** Task directions **
Every entry that follows needs to be repeated exactly.

** Given data **
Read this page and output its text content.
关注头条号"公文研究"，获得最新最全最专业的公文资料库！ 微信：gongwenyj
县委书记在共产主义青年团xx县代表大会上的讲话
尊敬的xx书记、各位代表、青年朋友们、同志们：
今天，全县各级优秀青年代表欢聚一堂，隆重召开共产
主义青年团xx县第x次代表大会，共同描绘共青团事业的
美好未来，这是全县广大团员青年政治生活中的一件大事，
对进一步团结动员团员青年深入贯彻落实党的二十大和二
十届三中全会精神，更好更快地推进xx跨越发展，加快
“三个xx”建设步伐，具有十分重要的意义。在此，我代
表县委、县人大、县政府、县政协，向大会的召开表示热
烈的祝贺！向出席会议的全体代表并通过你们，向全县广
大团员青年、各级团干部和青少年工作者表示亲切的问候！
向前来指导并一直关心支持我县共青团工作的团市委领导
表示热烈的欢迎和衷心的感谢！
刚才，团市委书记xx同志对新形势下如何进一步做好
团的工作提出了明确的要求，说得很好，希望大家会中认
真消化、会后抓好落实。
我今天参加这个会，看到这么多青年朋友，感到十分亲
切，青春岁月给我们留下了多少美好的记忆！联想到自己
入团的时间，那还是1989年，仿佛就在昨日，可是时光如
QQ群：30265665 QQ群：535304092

** Reply **
Read this page and output its text content.
关注头条号"公文研究"，获得最新最全最专业的公文资料库！ 微信：gongwenyj
县委书记在共产主义青年团xx县代表大会上的讲话
尊敬的xx书记、各位代表、青年朋友们、同志们：
今天，全县各级优秀青年代表欢聚一堂，隆重召开共产
主义青年团xx县第x次代表大会，共同描绘共青团事业的
美好未来，这是全县广大团员青年政治生活中的一件大事，
对进一步团结动员团员青年深入贯彻落实党的二十大和二
十届三中全会精神，更好更快地推进xx跨越发展，加快
“三个xx”建设步伐，具有十分重要的意义。在此，我代
表县委、县人大、县政府、县政协，向大会的召开表示热
烈的祝贺！向出席会议的全体代表并通过你们，向全县广
大团员青年、各级团干部和青少年工作者表示亲切的问候！
向前来指导并一直关心支持我县共青团工作的团市委领导
表示热烈的欢迎和衷心的感谢！
刚才，团市委书记xx同志对新形势下如何进一步做好
团的工作提出了明确的要求，说得很好，希望大家会中认
真消化、会后抓好落实。
我今天参加这个会，看到这么多青年朋友，感到十分亲
切，青春岁月给我们留下了多少美好的记忆！联想到自己
入团的时间，那还是1989年，仿佛就在昨日，可是时光如
QQ群：30265665 QQ群：535304092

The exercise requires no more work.